▶ [Entries]:
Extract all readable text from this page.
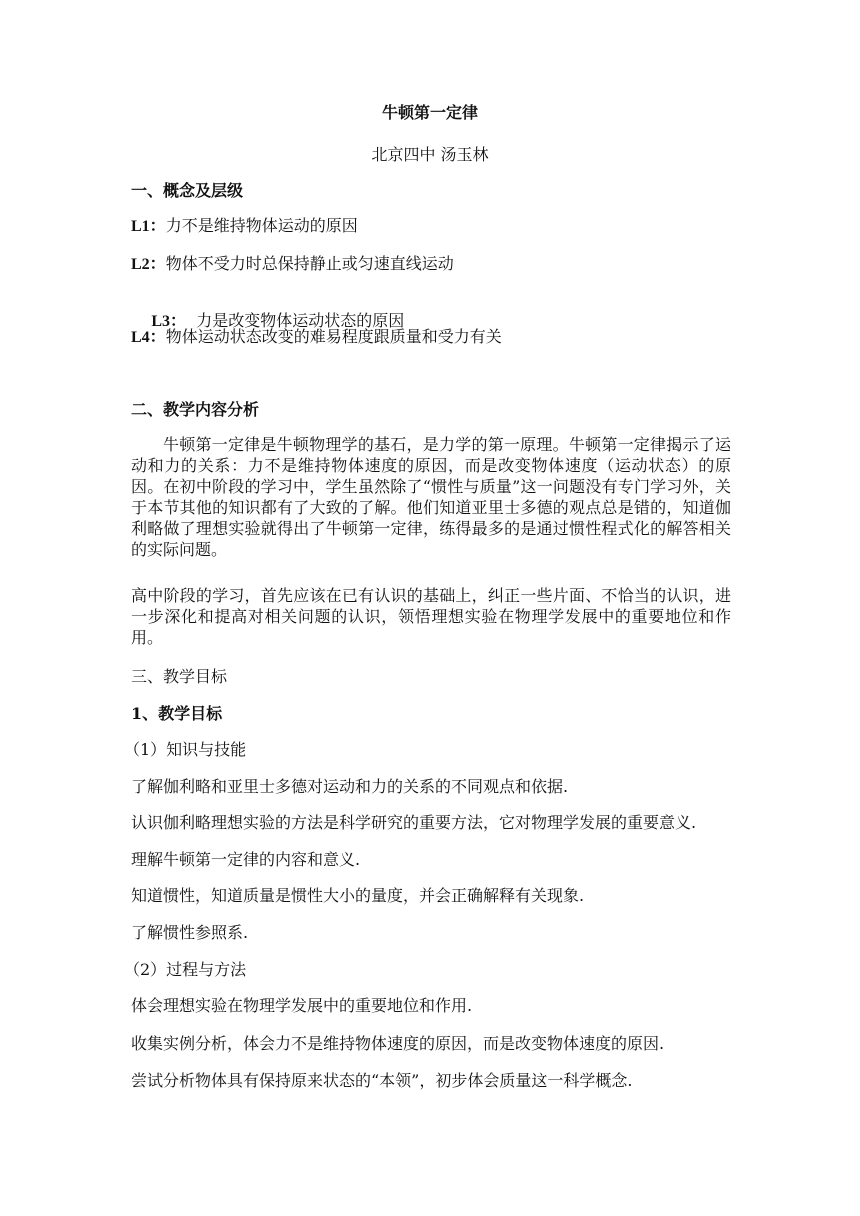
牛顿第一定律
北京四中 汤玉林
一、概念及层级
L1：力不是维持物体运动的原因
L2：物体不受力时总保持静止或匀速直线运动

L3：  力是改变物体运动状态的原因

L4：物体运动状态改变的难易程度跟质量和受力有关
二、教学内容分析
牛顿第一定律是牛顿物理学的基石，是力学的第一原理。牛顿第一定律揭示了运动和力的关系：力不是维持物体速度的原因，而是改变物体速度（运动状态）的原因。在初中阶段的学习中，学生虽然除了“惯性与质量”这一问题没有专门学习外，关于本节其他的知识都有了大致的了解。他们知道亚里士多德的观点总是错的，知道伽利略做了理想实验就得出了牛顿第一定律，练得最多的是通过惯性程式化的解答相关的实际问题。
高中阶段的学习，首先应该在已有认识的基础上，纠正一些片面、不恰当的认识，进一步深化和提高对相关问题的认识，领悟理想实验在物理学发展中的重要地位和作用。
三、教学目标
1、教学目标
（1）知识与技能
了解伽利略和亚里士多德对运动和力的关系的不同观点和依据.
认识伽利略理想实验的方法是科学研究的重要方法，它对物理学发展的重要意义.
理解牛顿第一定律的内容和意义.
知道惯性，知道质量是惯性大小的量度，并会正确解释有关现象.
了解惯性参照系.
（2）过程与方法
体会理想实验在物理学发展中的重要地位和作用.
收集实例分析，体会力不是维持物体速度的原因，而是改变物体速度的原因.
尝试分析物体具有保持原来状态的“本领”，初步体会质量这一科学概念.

▶ [Requirements]: From the material above, copy everything exactly but the pictures.

▶ [Answer below]:
Extract all readable text from this page.
牛顿第一定律
北京四中 汤玉林
一、概念及层级
L1：力不是维持物体运动的原因
L2：物体不受力时总保持静止或匀速直线运动

L3：  力是改变物体运动状态的原因

L4：物体运动状态改变的难易程度跟质量和受力有关
二、教学内容分析
牛顿第一定律是牛顿物理学的基石，是力学的第一原理。牛顿第一定律揭示了运动和力的关系：力不是维持物体速度的原因，而是改变物体速度（运动状态）的原因。在初中阶段的学习中，学生虽然除了“惯性与质量”这一问题没有专门学习外，关于本节其他的知识都有了大致的了解。他们知道亚里士多德的观点总是错的，知道伽利略做了理想实验就得出了牛顿第一定律，练得最多的是通过惯性程式化的解答相关的实际问题。
高中阶段的学习，首先应该在已有认识的基础上，纠正一些片面、不恰当的认识，进一步深化和提高对相关问题的认识，领悟理想实验在物理学发展中的重要地位和作用。
三、教学目标
1、教学目标
（1）知识与技能
了解伽利略和亚里士多德对运动和力的关系的不同观点和依据.
认识伽利略理想实验的方法是科学研究的重要方法，它对物理学发展的重要意义.
理解牛顿第一定律的内容和意义.
知道惯性，知道质量是惯性大小的量度，并会正确解释有关现象.
了解惯性参照系.
（2）过程与方法
体会理想实验在物理学发展中的重要地位和作用.
收集实例分析，体会力不是维持物体速度的原因，而是改变物体速度的原因.
尝试分析物体具有保持原来状态的“本领”，初步体会质量这一科学概念.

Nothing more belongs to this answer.